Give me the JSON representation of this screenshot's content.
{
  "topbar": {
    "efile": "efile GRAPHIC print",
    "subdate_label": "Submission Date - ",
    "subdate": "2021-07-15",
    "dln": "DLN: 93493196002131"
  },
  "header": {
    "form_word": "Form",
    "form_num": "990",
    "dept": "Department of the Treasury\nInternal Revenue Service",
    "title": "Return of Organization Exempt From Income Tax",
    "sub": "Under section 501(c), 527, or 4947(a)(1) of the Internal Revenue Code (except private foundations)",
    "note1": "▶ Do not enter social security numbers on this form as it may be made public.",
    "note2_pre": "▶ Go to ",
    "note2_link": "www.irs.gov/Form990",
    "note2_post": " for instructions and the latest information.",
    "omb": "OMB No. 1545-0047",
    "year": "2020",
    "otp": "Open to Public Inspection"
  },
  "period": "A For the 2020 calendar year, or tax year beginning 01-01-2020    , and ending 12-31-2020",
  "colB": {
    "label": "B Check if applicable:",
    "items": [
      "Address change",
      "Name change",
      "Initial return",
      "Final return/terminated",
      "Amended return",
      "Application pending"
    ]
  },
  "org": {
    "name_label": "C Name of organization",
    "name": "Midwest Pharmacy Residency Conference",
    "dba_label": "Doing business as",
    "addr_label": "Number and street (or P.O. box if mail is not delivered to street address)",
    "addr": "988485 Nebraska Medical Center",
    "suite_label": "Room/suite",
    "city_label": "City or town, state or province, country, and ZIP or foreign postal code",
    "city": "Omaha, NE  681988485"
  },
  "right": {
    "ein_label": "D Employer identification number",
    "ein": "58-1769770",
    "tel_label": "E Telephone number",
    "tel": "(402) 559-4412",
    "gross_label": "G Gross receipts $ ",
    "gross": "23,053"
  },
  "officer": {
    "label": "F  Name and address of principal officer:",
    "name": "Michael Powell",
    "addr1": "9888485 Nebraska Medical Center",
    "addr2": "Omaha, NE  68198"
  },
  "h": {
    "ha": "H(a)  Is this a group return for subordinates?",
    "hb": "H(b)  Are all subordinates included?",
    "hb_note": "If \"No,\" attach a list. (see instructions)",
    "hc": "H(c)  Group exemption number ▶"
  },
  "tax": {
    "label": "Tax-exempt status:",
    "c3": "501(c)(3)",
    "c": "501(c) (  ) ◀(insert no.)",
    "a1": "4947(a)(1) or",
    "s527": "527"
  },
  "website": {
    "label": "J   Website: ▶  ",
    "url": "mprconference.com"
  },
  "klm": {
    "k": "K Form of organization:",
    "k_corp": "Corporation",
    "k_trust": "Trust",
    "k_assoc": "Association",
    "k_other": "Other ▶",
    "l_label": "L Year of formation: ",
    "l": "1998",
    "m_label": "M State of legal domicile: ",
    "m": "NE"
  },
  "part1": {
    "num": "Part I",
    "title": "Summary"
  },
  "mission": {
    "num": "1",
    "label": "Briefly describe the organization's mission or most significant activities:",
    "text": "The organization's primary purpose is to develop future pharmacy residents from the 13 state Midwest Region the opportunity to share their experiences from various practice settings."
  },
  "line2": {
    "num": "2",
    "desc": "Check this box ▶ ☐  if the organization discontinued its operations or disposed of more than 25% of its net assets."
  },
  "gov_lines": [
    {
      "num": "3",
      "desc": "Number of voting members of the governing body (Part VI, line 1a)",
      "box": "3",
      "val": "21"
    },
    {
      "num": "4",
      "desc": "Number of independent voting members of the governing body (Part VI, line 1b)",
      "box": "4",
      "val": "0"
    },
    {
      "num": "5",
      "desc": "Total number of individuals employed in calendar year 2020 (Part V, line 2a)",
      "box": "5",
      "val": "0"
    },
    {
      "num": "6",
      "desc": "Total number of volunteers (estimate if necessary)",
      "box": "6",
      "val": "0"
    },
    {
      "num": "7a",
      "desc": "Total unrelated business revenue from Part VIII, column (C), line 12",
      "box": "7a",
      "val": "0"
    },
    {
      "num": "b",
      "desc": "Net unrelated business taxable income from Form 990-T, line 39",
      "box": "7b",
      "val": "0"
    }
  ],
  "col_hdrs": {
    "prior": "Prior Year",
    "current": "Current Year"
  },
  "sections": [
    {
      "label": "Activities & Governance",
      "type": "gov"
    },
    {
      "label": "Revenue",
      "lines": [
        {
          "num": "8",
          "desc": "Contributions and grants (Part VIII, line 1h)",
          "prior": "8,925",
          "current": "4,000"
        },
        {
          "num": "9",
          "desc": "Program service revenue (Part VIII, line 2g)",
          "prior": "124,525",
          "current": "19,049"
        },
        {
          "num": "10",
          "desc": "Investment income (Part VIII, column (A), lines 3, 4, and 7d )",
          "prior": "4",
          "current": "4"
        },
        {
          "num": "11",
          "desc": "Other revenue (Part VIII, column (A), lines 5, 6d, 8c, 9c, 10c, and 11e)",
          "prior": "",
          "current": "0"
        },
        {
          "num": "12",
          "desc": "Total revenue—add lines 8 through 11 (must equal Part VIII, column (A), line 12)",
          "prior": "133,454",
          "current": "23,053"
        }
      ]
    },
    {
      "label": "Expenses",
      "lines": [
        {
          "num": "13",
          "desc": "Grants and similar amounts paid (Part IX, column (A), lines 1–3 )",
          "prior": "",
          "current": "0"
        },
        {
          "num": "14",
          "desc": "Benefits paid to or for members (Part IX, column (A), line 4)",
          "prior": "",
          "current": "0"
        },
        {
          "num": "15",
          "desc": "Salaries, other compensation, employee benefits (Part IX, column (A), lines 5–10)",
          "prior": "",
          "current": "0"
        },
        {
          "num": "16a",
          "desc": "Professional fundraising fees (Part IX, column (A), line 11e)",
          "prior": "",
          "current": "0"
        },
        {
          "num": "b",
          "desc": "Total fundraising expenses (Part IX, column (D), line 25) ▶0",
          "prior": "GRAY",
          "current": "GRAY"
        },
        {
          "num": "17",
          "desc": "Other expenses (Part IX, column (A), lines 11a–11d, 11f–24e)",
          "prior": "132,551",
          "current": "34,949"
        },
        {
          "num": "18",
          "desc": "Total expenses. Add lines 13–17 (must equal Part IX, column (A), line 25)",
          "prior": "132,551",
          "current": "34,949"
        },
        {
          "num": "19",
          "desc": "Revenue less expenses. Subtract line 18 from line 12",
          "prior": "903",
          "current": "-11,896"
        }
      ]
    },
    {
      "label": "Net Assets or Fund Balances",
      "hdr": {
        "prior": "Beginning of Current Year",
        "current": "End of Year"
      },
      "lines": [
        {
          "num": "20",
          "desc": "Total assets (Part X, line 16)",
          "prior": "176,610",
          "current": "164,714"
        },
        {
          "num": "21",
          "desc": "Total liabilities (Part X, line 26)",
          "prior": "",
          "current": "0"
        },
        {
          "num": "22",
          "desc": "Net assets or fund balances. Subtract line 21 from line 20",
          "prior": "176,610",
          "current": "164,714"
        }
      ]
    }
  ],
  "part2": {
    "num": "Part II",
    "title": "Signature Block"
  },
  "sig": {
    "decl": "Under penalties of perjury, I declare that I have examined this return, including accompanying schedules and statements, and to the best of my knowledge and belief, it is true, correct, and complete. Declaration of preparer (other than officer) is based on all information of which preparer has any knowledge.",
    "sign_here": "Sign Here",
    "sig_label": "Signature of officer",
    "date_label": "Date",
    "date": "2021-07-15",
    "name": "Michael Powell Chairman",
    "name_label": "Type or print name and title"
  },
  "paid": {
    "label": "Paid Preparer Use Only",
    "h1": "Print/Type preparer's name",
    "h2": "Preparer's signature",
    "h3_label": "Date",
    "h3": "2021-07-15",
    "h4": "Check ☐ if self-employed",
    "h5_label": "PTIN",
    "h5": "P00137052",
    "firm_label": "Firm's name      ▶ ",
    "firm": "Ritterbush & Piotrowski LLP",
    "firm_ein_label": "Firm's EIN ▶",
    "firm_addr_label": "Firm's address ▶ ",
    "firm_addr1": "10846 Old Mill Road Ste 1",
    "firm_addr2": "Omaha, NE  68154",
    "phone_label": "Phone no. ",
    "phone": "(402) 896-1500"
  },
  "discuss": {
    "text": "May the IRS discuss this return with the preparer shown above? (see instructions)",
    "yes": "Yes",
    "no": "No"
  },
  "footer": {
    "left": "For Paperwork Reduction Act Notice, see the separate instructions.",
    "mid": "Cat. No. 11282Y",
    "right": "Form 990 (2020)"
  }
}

——————

**TASK REQUIREMENTS**
Show the lines from the data above that contain the string "Nebraska".

**SOLUTION TO THIS EXERCISE**
    "addr": "988485 Nebraska Medical Center",
    "addr1": "9888485 Nebraska Medical Center",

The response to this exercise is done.